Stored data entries
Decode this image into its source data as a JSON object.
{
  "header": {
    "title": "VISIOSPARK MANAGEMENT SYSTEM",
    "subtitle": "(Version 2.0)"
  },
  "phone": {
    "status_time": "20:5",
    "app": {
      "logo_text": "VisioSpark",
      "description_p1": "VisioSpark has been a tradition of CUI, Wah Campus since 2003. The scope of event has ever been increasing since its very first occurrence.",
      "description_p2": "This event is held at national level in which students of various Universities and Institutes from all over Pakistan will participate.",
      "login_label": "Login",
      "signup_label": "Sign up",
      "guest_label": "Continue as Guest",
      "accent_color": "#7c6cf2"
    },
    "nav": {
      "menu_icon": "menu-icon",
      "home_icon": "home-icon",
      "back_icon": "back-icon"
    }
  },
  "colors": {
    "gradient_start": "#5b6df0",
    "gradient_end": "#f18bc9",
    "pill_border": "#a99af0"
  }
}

• Task brief:
Reproduce the records in full, exactly as written.

• Complete response:
Decode this image into its source data as a JSON object.
{
  "header": {
    "title": "VISIOSPARK MANAGEMENT SYSTEM",
    "subtitle": "(Version 2.0)"
  },
  "phone": {
    "status_time": "20:5",
    "app": {
      "logo_text": "VisioSpark",
      "description_p1": "VisioSpark has been a tradition of CUI, Wah Campus since 2003. The scope of event has ever been increasing since its very first occurrence.",
      "description_p2": "This event is held at national level in which students of various Universities and Institutes from all over Pakistan will participate.",
      "login_label": "Login",
      "signup_label": "Sign up",
      "guest_label": "Continue as Guest",
      "accent_color": "#7c6cf2"
    },
    "nav": {
      "menu_icon": "menu-icon",
      "home_icon": "home-icon",
      "back_icon": "back-icon"
    }
  },
  "colors": {
    "gradient_start": "#5b6df0",
    "gradient_end": "#f18bc9",
    "pill_border": "#a99af0"
  }
}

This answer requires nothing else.